**Data entries for graphics:**
--- --- ---

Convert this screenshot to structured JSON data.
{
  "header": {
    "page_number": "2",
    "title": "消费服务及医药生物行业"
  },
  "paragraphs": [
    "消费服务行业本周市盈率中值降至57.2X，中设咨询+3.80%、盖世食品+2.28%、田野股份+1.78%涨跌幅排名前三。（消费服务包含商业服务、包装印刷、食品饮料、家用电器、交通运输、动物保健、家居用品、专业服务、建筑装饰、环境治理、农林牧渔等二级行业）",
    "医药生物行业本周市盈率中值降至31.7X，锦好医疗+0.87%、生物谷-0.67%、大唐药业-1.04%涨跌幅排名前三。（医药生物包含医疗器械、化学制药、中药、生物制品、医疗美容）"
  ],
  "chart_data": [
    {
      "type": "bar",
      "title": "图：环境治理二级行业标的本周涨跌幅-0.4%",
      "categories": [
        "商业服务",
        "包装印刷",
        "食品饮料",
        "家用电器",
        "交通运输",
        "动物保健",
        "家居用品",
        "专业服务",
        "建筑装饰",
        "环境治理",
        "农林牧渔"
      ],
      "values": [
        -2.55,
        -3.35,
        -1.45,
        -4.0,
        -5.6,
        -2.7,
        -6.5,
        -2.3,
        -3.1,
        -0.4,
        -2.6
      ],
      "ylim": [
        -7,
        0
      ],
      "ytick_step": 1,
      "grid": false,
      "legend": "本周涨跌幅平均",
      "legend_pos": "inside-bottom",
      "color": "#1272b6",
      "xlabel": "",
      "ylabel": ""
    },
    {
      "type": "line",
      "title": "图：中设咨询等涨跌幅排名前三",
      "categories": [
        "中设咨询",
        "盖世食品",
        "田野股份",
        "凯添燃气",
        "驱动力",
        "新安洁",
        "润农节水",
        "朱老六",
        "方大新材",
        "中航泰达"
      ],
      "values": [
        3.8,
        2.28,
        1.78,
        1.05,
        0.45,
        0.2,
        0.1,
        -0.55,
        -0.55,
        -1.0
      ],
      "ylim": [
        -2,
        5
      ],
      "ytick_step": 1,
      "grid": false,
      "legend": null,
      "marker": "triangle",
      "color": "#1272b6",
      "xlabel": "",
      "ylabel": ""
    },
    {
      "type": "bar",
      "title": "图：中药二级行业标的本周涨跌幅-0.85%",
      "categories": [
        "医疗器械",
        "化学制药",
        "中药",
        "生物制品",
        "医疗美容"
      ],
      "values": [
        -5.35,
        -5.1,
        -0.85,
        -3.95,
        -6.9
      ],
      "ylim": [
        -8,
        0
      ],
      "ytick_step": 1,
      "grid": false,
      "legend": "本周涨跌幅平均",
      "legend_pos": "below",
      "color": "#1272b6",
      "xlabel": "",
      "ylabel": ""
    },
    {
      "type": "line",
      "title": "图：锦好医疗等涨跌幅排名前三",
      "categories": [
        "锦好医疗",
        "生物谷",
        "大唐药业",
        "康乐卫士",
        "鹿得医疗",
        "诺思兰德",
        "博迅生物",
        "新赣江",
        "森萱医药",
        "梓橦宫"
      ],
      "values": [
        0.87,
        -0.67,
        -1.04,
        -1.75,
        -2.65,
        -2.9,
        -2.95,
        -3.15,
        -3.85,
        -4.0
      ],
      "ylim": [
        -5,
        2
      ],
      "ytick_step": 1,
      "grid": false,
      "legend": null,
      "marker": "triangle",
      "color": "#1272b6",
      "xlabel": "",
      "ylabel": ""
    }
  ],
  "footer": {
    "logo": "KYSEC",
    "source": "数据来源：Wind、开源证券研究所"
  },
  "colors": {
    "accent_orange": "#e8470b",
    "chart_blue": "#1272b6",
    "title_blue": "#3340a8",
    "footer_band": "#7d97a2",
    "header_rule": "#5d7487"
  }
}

--- --- ---

**WRITTEN INSTRUCTION:**
Every record should be given again exactly.

**OUTPUT OF THE TASK:**
Convert this screenshot to structured JSON data.
{
  "header": {
    "page_number": "2",
    "title": "消费服务及医药生物行业"
  },
  "paragraphs": [
    "消费服务行业本周市盈率中值降至57.2X，中设咨询+3.80%、盖世食品+2.28%、田野股份+1.78%涨跌幅排名前三。（消费服务包含商业服务、包装印刷、食品饮料、家用电器、交通运输、动物保健、家居用品、专业服务、建筑装饰、环境治理、农林牧渔等二级行业）",
    "医药生物行业本周市盈率中值降至31.7X，锦好医疗+0.87%、生物谷-0.67%、大唐药业-1.04%涨跌幅排名前三。（医药生物包含医疗器械、化学制药、中药、生物制品、医疗美容）"
  ],
  "chart_data": [
    {
      "type": "bar",
      "title": "图：环境治理二级行业标的本周涨跌幅-0.4%",
      "categories": [
        "商业服务",
        "包装印刷",
        "食品饮料",
        "家用电器",
        "交通运输",
        "动物保健",
        "家居用品",
        "专业服务",
        "建筑装饰",
        "环境治理",
        "农林牧渔"
      ],
      "values": [
        -2.55,
        -3.35,
        -1.45,
        -4.0,
        -5.6,
        -2.7,
        -6.5,
        -2.3,
        -3.1,
        -0.4,
        -2.6
      ],
      "ylim": [
        -7,
        0
      ],
      "ytick_step": 1,
      "grid": false,
      "legend": "本周涨跌幅平均",
      "legend_pos": "inside-bottom",
      "color": "#1272b6",
      "xlabel": "",
      "ylabel": ""
    },
    {
      "type": "line",
      "title": "图：中设咨询等涨跌幅排名前三",
      "categories": [
        "中设咨询",
        "盖世食品",
        "田野股份",
        "凯添燃气",
        "驱动力",
        "新安洁",
        "润农节水",
        "朱老六",
        "方大新材",
        "中航泰达"
      ],
      "values": [
        3.8,
        2.28,
        1.78,
        1.05,
        0.45,
        0.2,
        0.1,
        -0.55,
        -0.55,
        -1.0
      ],
      "ylim": [
        -2,
        5
      ],
      "ytick_step": 1,
      "grid": false,
      "legend": null,
      "marker": "triangle",
      "color": "#1272b6",
      "xlabel": "",
      "ylabel": ""
    },
    {
      "type": "bar",
      "title": "图：中药二级行业标的本周涨跌幅-0.85%",
      "categories": [
        "医疗器械",
        "化学制药",
        "中药",
        "生物制品",
        "医疗美容"
      ],
      "values": [
        -5.35,
        -5.1,
        -0.85,
        -3.95,
        -6.9
      ],
      "ylim": [
        -8,
        0
      ],
      "ytick_step": 1,
      "grid": false,
      "legend": "本周涨跌幅平均",
      "legend_pos": "below",
      "color": "#1272b6",
      "xlabel": "",
      "ylabel": ""
    },
    {
      "type": "line",
      "title": "图：锦好医疗等涨跌幅排名前三",
      "categories": [
        "锦好医疗",
        "生物谷",
        "大唐药业",
        "康乐卫士",
        "鹿得医疗",
        "诺思兰德",
        "博迅生物",
        "新赣江",
        "森萱医药",
        "梓橦宫"
      ],
      "values": [
        0.87,
        -0.67,
        -1.04,
        -1.75,
        -2.65,
        -2.9,
        -2.95,
        -3.15,
        -3.85,
        -4.0
      ],
      "ylim": [
        -5,
        2
      ],
      "ytick_step": 1,
      "grid": false,
      "legend": null,
      "marker": "triangle",
      "color": "#1272b6",
      "xlabel": "",
      "ylabel": ""
    }
  ],
  "footer": {
    "logo": "KYSEC",
    "source": "数据来源：Wind、开源证券研究所"
  },
  "colors": {
    "accent_orange": "#e8470b",
    "chart_blue": "#1272b6",
    "title_blue": "#3340a8",
    "footer_band": "#7d97a2",
    "header_rule": "#5d7487"
  }
}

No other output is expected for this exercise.